## Exercise instructions
Reproduce the full listing below unchanged, apart from the pictures.

Dataset rows about figures
----
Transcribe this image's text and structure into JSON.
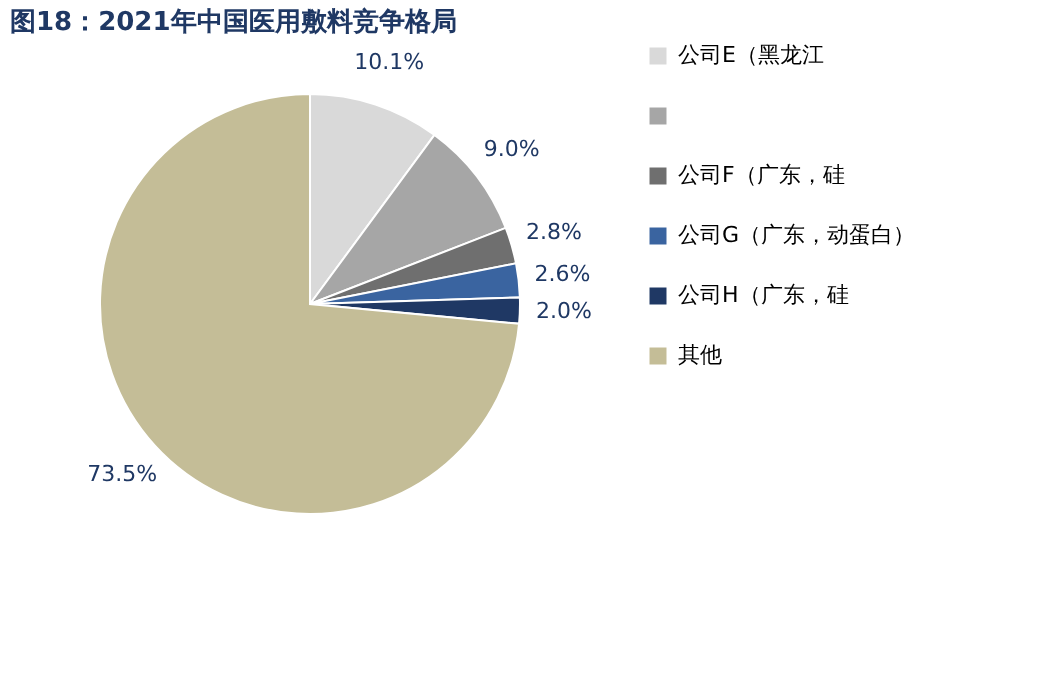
{
  "chart_data": {
    "type": "pie",
    "title": "图18：2021年中国医用敷料竞争格局",
    "categories": [
      "公司E（黑龙江",
      null,
      "公司F（广东，硅",
      "公司G（广东，动蛋白）",
      "公司H（广东，硅",
      "其他"
    ],
    "values": [
      10.1,
      9.0,
      2.8,
      2.6,
      2.0,
      73.5
    ],
    "colors": [
      "#d9d9d9",
      "#a6a6a6",
      "#6f6f6f",
      "#3a64a0",
      "#1f3864",
      "#c4bd97"
    ],
    "value_labels": [
      "10.1%",
      "9.0%",
      "2.8%",
      "2.6%",
      "2.0%",
      "73.5%"
    ],
    "legend": "right"
  }
}
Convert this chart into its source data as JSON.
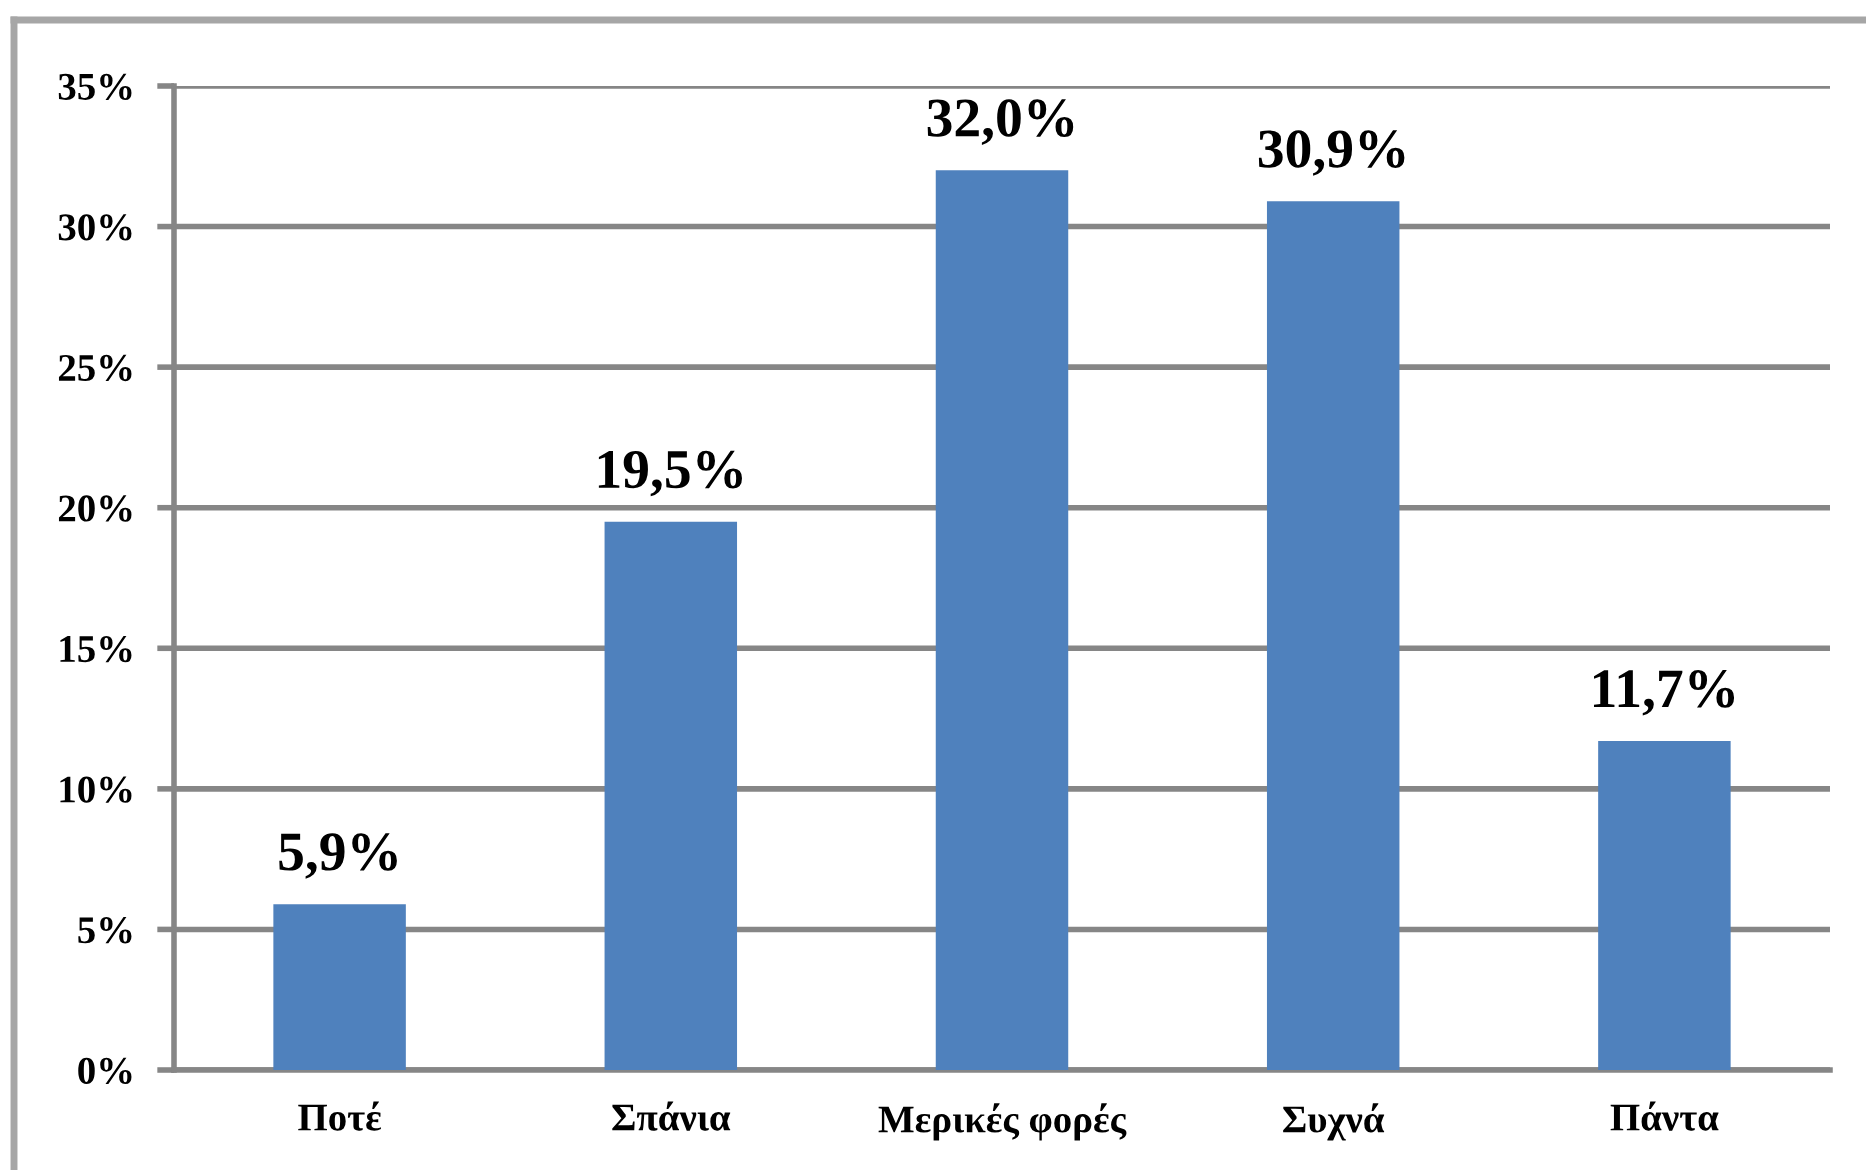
{
  "chart_data": {
    "type": "bar",
    "categories": [
      "Ποτέ",
      "Σπάνια",
      "Μερικές φορές",
      "Συχνά",
      "Πάντα"
    ],
    "values": [
      5.9,
      19.5,
      32.0,
      30.9,
      11.7
    ],
    "value_labels": [
      "5,9%",
      "19,5%",
      "32,0%",
      "30,9%",
      "11,7%"
    ],
    "color": "#4f81bd",
    "ylim": [
      0,
      35
    ],
    "yticks": [
      {
        "value": 0,
        "label": "0%"
      },
      {
        "value": 5,
        "label": "5%"
      },
      {
        "value": 10,
        "label": "10%"
      },
      {
        "value": 15,
        "label": "15%"
      },
      {
        "value": 20,
        "label": "20%"
      },
      {
        "value": 25,
        "label": "25%"
      },
      {
        "value": 30,
        "label": "30%"
      },
      {
        "value": 35,
        "label": "35%"
      }
    ],
    "grid": "y"
  }
}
----
## The solution
Transcribe this image's text and structure into JSON.
{
  "chart_data": {
    "type": "pie",
    "title": "图18：2021年中国医用敷料竞争格局",
    "categories": [
      "公司E（黑龙江",
      null,
      "公司F（广东，硅",
      "公司G（广东，动蛋白）",
      "公司H（广东，硅",
      "其他"
    ],
    "values": [
      10.1,
      9.0,
      2.8,
      2.6,
      2.0,
      73.5
    ],
    "colors": [
      "#d9d9d9",
      "#a6a6a6",
      "#6f6f6f",
      "#3a64a0",
      "#1f3864",
      "#c4bd97"
    ],
    "value_labels": [
      "10.1%",
      "9.0%",
      "2.8%",
      "2.6%",
      "2.0%",
      "73.5%"
    ],
    "legend": "right"
  }
}
Convert this chart into its source data as JSON.
{
  "chart_data": {
    "type": "bar",
    "categories": [
      "Ποτέ",
      "Σπάνια",
      "Μερικές φορές",
      "Συχνά",
      "Πάντα"
    ],
    "values": [
      5.9,
      19.5,
      32.0,
      30.9,
      11.7
    ],
    "value_labels": [
      "5,9%",
      "19,5%",
      "32,0%",
      "30,9%",
      "11,7%"
    ],
    "color": "#4f81bd",
    "ylim": [
      0,
      35
    ],
    "yticks": [
      {
        "value": 0,
        "label": "0%"
      },
      {
        "value": 5,
        "label": "5%"
      },
      {
        "value": 10,
        "label": "10%"
      },
      {
        "value": 15,
        "label": "15%"
      },
      {
        "value": 20,
        "label": "20%"
      },
      {
        "value": 25,
        "label": "25%"
      },
      {
        "value": 30,
        "label": "30%"
      },
      {
        "value": 35,
        "label": "35%"
      }
    ],
    "grid": "y"
  }
}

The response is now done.